- Série de tâches:
**a)** Pouvez-vous résumer en trois phrases le texte sur le recrutement de seniors ?
**b)** Quels sont tous les avantages que Frédéric Comte attribue aux salariés seniors dans le texte sur le recrutement de seniors ?
**c)** Dans quelle commune Bibus France est-elle implantée, d'après le texte sur le recrutement de seniors ?

- Texte source:

Frédéric Comte, directeur-général de Bibus France, entreprise de 35 salariés, spécialiste de produits B to B dans le domaine de la logistique qui n’a recruté que des profils seniors ces dernières années, se félicite de leur fidélité : « Nous avons une quasi garantie de l’avoir avec nous jusqu’à la fin de leur carrière », soit un « risque plus limité que sur un profil junior ». Du fait de son implantation dans un petit village au sud-est de l’agglomération lyonnaise, à Chaponnay, le chef d’entreprise fait face à de nombreuses difficultés de recrutement. « En dix ans, je n’ai jamais embauché quelqu’un qui avait entre 30 et 45 ans » indique-t-il. Néanmoins, il se félicite qu’« ils ne coûtent pas plus cher à l’entreprise », qu’« ils ne sont jamais absents » et que l’entreprise « bénéficie de leur expérience ».

Sur le savoir-être, « les seniors sont beaucoup plus performants que les jeunes »

Il loue également « leur conscience professionnelle aiguisée, leur volonté de s’engager et de s’investir » et « la vitesse à laquelle ils acquièrent de l’autonomie », versus un salarié junior « qu’il va falloir accompagner un certain temps et mettre certains objectifs, certains garde-fous, pour s’assurer que le poste est pleinement pris ». Eric Chevée, vice-président en charge des affaires sociales de la CPME, confirme de son côté que sur le savoir-être, « les seniors sont beaucoup plus performants que les jeunes ».

- Données fournies:
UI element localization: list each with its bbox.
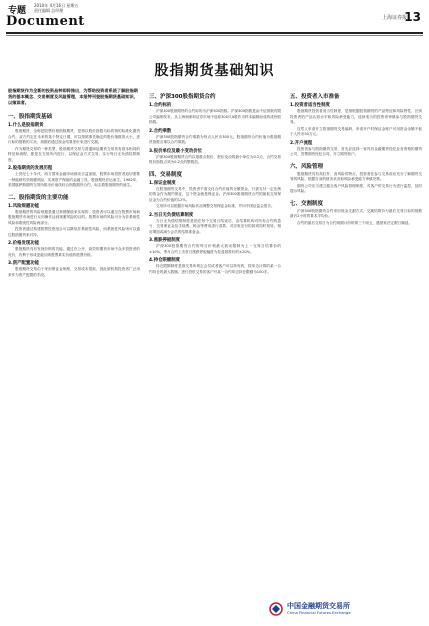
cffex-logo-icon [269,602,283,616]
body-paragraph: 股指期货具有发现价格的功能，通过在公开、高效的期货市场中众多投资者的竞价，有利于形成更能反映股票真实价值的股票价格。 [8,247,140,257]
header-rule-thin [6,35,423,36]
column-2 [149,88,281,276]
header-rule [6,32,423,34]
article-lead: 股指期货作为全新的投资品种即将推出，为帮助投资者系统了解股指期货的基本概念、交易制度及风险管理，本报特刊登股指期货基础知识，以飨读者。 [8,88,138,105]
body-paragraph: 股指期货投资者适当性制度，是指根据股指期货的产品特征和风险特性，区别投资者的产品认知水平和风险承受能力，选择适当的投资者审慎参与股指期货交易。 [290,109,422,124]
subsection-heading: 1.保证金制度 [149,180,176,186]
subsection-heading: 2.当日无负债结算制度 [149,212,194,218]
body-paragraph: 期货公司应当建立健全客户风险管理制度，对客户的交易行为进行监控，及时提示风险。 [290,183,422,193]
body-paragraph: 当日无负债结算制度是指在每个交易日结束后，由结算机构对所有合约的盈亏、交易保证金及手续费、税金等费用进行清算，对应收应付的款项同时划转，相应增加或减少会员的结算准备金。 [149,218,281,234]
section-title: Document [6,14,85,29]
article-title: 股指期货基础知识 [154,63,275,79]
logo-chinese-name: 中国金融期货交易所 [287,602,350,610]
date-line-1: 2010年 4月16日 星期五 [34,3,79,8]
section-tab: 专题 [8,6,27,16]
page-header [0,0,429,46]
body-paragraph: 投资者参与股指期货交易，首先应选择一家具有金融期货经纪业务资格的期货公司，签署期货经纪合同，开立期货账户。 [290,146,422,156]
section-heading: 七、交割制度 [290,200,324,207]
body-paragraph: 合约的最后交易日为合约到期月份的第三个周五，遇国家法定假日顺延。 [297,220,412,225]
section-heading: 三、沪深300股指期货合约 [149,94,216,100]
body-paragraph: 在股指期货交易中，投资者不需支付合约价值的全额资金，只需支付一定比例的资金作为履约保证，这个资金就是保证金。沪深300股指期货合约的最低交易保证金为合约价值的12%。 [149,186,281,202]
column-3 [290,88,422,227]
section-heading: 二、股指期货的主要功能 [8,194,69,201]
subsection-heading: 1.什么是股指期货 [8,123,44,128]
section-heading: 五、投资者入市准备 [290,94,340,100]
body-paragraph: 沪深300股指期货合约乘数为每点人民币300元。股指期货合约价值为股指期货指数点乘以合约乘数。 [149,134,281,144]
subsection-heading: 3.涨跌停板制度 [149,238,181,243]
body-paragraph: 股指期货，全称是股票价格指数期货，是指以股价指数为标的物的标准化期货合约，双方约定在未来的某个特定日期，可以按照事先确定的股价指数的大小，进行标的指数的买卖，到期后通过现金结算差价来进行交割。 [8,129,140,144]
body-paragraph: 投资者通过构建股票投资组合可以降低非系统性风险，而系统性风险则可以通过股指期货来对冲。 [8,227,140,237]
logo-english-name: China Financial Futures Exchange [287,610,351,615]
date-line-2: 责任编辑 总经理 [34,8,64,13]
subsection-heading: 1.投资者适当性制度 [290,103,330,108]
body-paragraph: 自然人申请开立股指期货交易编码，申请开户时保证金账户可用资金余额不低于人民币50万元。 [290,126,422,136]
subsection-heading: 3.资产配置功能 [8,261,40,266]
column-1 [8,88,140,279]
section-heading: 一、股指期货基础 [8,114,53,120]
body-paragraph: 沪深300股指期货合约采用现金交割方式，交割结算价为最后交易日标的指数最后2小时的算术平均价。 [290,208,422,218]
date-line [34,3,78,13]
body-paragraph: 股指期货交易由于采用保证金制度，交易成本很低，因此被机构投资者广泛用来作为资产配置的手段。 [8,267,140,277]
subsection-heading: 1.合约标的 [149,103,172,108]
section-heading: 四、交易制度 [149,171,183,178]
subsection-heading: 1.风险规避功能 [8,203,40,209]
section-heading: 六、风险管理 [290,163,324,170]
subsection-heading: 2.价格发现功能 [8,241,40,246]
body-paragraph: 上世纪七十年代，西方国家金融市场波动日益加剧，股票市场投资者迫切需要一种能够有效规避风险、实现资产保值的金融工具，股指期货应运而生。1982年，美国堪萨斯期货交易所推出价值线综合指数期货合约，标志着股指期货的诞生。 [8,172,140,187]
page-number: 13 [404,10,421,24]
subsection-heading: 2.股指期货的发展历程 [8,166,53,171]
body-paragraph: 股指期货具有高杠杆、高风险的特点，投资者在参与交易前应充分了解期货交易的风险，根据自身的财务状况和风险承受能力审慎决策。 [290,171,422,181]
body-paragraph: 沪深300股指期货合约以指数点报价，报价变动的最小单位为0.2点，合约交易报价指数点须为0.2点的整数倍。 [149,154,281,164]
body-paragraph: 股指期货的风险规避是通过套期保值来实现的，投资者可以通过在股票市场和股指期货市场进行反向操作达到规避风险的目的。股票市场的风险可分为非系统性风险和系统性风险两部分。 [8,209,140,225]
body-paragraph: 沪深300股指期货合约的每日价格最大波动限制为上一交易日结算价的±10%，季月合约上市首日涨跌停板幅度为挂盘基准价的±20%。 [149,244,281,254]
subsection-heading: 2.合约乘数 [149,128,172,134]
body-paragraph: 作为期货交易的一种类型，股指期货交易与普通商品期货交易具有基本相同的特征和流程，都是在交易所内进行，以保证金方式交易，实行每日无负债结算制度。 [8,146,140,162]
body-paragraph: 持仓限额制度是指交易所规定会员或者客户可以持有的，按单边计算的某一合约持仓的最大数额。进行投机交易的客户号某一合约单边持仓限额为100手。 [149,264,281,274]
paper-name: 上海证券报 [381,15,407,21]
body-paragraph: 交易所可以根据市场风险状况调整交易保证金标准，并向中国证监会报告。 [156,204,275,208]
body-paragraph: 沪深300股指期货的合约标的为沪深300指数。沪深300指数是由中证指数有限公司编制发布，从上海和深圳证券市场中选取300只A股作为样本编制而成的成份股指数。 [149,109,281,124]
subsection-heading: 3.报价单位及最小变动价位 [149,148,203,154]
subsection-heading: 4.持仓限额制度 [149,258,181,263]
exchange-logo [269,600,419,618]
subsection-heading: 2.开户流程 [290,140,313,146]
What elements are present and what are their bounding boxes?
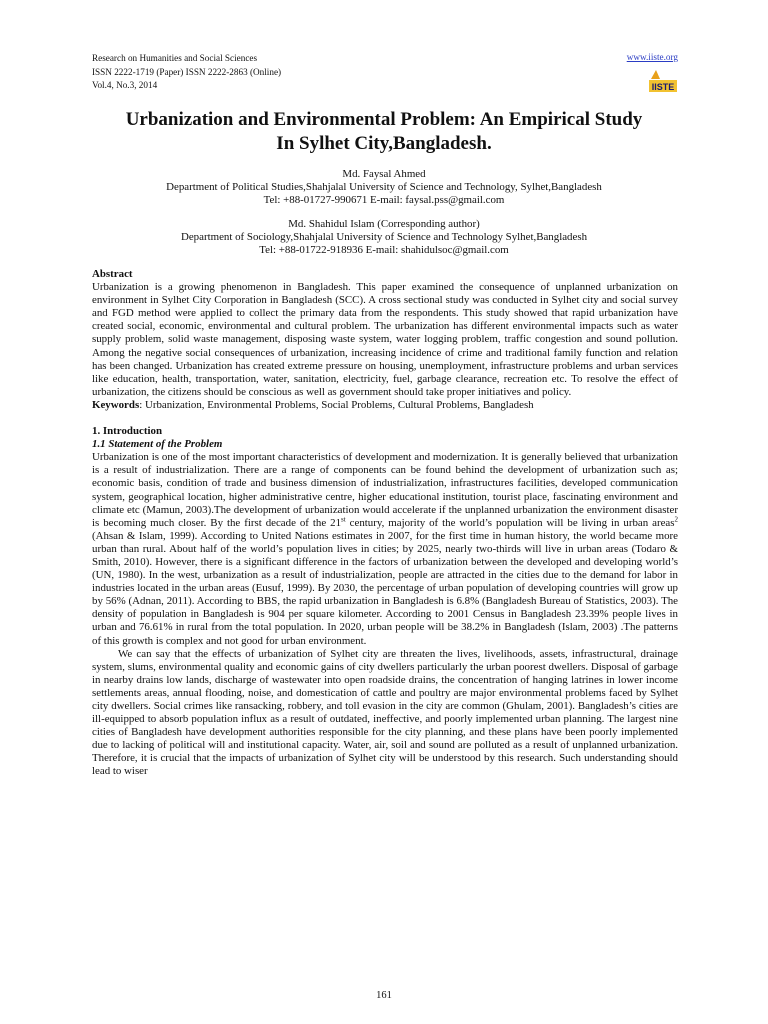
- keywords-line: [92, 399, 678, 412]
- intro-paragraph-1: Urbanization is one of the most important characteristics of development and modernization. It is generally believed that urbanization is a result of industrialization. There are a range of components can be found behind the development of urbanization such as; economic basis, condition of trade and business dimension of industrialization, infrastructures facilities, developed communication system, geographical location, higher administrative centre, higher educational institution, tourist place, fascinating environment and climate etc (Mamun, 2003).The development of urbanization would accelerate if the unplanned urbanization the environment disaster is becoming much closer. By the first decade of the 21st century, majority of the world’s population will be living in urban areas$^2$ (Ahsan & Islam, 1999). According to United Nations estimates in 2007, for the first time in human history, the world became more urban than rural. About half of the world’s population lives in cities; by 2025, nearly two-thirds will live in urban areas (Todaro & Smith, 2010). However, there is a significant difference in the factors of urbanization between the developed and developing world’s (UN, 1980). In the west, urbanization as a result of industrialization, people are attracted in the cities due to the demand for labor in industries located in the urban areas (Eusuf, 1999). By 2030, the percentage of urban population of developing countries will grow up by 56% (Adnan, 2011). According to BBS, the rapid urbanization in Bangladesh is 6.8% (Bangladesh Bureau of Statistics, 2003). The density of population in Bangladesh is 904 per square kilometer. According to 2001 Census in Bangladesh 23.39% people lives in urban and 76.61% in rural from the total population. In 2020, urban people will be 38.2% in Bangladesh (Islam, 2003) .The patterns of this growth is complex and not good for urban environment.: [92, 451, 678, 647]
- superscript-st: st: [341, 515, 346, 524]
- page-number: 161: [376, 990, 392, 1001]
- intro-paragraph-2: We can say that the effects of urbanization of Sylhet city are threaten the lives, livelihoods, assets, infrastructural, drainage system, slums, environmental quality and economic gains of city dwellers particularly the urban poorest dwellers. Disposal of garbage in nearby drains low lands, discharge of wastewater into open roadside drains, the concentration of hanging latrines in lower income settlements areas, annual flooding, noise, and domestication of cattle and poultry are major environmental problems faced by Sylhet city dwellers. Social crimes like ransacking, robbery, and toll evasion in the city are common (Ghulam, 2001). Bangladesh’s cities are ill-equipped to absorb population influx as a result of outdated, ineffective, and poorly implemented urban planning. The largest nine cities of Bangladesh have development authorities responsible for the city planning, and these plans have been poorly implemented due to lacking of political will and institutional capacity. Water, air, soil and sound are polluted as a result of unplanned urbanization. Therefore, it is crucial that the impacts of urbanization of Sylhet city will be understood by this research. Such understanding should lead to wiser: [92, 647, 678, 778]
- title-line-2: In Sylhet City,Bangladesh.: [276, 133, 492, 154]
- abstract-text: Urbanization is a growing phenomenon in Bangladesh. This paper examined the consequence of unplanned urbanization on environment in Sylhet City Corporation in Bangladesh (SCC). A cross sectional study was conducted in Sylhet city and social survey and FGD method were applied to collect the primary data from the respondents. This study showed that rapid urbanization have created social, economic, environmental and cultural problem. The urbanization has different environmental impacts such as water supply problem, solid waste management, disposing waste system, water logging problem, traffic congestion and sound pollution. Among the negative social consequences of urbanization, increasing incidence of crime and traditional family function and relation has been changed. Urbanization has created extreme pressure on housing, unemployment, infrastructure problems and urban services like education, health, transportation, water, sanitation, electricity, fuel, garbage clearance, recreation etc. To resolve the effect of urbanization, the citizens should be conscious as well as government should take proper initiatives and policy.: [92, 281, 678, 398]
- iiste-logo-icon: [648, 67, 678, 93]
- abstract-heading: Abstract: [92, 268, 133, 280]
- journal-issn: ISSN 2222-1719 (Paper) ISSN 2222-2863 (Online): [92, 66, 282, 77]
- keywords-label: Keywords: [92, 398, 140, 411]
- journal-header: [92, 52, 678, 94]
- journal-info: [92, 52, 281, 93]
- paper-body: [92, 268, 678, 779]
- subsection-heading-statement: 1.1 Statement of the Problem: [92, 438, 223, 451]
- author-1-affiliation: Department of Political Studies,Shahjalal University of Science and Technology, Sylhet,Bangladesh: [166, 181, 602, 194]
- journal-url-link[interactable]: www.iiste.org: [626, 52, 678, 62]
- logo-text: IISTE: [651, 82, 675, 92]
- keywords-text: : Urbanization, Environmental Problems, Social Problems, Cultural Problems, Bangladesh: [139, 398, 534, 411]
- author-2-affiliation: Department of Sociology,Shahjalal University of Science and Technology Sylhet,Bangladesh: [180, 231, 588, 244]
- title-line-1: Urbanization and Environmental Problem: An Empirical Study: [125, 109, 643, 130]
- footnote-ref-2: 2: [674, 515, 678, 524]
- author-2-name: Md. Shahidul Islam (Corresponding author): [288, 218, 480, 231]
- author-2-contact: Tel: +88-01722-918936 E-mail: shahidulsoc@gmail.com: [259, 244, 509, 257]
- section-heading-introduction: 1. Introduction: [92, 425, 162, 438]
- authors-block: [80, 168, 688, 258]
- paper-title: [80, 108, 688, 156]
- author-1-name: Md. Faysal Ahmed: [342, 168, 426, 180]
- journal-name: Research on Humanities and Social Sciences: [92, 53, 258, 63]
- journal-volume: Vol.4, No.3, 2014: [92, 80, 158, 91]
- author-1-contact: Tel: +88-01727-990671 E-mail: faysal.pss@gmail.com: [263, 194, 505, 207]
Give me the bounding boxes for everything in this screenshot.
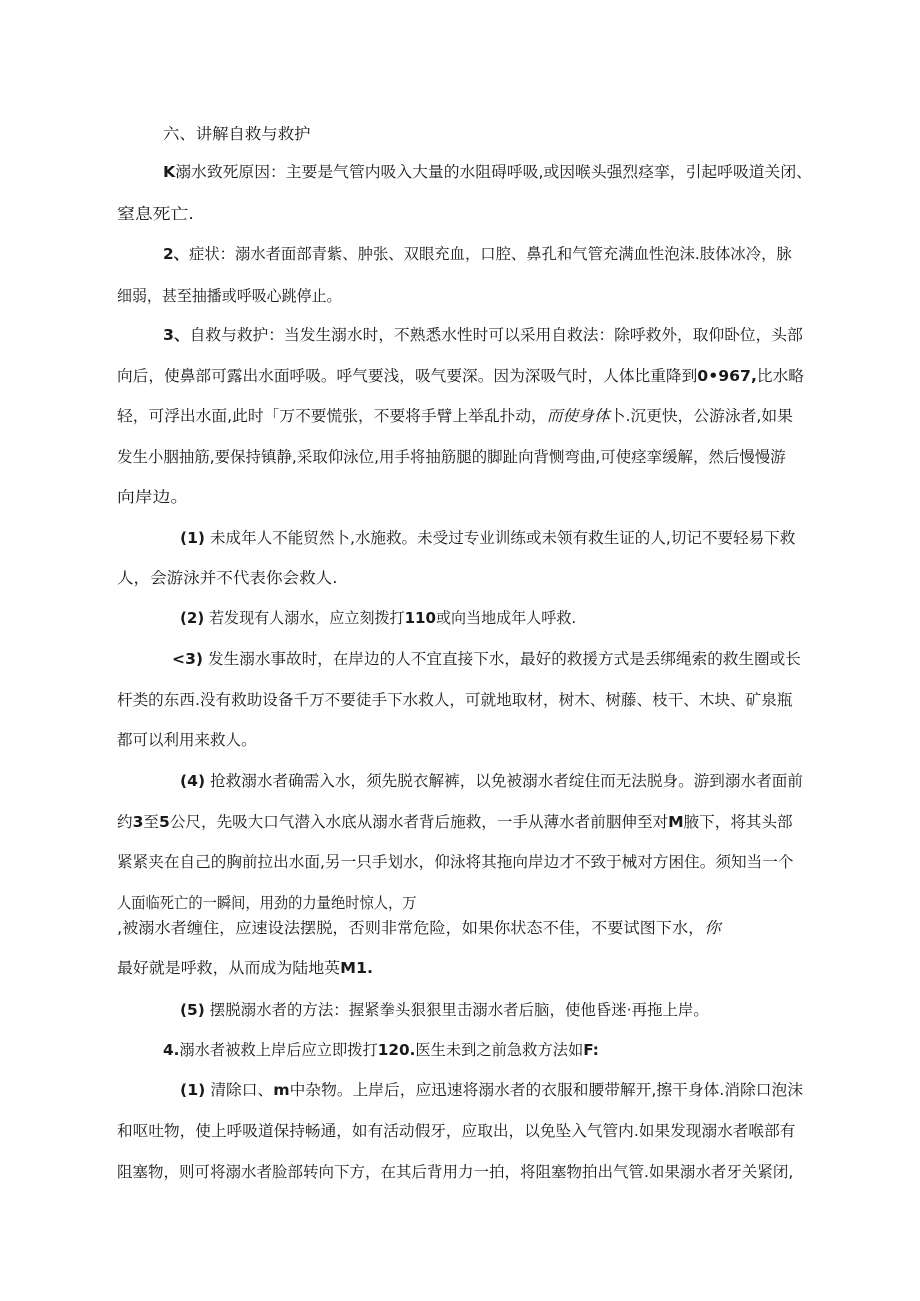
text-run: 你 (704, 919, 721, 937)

- Réponses par tâche:
**a)** Frédéric Comte, directeur général de Bibus France, n'a recruté que des profils seniors ces dernières années et se félicite de leur fidélité, de leur assiduité, de leur coût non supérieur et de leur expérience. Implantée à Chaponnay, au sud-est de l'agglomération lyonnaise, l'entreprise fait face à de nombreuses difficultés de recrutement. Il salue aussi leur conscience professionnelle et la rapidité avec laquelle ils deviennent autonomes, tandis qu'Eric Chevée, de la CPME, confirme que les seniors sont beaucoup plus performants que les jeunes sur le savoir-être.

**b)**
- leur fidélité
- ils ne coûtent pas plus cher à l'entreprise
- ils ne sont jamais absents
- l'entreprise bénéficie de leur expérience
- leur conscience professionnelle aiguisée
- leur volonté de s'engager et de s'investir
- la vitesse à laquelle ils acquièrent de l'autonomie

**c)** À Chaponnay, un petit village au sud-est de l'agglomération lyonnaise.